* SHORT PROBLEM
Gather every line of the entries below that contains the string "bounding", and copy each one in full.

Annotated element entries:
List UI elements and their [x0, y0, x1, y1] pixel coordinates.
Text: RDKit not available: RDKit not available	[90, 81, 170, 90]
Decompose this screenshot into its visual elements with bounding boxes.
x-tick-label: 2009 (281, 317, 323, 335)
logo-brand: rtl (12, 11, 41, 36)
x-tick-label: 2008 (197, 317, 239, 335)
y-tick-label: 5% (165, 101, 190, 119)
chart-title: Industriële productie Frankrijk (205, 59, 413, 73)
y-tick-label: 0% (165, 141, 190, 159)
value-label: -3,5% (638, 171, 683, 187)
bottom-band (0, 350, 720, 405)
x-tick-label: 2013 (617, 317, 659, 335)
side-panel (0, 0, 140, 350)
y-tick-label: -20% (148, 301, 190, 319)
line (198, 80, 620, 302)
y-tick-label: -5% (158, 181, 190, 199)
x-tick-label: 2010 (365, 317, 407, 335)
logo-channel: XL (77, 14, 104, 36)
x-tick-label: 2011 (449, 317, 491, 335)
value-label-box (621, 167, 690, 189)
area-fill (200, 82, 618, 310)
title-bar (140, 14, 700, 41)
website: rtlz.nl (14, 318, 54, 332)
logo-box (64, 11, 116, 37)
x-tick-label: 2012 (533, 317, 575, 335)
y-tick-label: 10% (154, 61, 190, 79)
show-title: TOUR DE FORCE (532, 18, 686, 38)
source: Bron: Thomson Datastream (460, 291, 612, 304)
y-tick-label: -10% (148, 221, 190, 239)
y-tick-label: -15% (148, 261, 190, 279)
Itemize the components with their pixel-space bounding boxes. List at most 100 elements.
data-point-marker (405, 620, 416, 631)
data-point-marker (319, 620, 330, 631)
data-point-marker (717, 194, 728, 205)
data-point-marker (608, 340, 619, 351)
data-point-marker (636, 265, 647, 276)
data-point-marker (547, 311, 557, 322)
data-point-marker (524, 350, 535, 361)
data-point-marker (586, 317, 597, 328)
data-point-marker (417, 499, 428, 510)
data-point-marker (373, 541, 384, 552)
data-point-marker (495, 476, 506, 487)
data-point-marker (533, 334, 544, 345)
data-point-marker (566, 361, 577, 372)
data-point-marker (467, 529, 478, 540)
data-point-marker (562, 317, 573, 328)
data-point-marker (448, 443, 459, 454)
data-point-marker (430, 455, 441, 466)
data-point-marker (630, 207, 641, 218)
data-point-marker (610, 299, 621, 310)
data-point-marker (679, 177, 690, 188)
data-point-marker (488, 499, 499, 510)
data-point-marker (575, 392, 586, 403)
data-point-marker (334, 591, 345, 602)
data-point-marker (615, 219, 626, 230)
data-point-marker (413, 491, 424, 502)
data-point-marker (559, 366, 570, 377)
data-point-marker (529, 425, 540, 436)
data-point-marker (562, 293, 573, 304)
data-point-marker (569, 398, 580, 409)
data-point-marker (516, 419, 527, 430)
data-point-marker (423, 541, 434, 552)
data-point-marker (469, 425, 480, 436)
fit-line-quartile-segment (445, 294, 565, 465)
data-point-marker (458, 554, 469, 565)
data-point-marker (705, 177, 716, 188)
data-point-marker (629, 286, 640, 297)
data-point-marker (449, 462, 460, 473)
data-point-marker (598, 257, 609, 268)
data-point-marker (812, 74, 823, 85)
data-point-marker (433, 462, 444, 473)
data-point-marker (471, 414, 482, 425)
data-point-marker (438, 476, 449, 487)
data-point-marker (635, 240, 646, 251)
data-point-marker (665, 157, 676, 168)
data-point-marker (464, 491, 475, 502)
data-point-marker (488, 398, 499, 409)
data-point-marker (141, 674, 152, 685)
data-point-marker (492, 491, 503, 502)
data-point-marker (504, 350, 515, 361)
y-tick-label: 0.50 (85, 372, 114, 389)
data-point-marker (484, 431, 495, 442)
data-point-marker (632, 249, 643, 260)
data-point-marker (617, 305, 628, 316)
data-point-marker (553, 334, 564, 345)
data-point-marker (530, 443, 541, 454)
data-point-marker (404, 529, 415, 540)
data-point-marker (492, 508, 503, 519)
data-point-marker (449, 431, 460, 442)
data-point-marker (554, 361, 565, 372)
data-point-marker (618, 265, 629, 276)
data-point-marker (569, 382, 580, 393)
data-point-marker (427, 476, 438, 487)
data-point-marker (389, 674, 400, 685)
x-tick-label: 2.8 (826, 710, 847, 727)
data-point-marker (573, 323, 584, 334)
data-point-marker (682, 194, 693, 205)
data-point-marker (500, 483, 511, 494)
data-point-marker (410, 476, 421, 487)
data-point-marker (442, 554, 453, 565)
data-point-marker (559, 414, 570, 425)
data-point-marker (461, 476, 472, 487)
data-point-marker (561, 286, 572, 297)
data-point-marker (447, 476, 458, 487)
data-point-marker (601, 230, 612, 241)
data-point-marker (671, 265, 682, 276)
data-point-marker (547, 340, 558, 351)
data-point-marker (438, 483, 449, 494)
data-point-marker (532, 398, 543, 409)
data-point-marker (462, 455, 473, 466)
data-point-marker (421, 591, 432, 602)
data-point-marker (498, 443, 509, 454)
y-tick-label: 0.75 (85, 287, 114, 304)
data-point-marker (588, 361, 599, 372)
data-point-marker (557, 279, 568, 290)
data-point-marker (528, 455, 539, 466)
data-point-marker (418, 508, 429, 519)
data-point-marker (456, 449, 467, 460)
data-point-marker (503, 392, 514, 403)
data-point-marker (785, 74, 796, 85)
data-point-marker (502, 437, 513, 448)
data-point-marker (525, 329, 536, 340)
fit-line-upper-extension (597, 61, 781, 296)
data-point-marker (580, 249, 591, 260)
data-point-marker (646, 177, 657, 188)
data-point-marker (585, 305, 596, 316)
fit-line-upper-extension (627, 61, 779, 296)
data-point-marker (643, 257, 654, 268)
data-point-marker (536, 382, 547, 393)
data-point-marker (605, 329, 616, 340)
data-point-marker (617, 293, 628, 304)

* ANSWER TO THE TASK
Decompose this screenshot into its visual elements with bounding boxes.
Itemize the components with their pixel-space bounding boxes. List at most 100 elements.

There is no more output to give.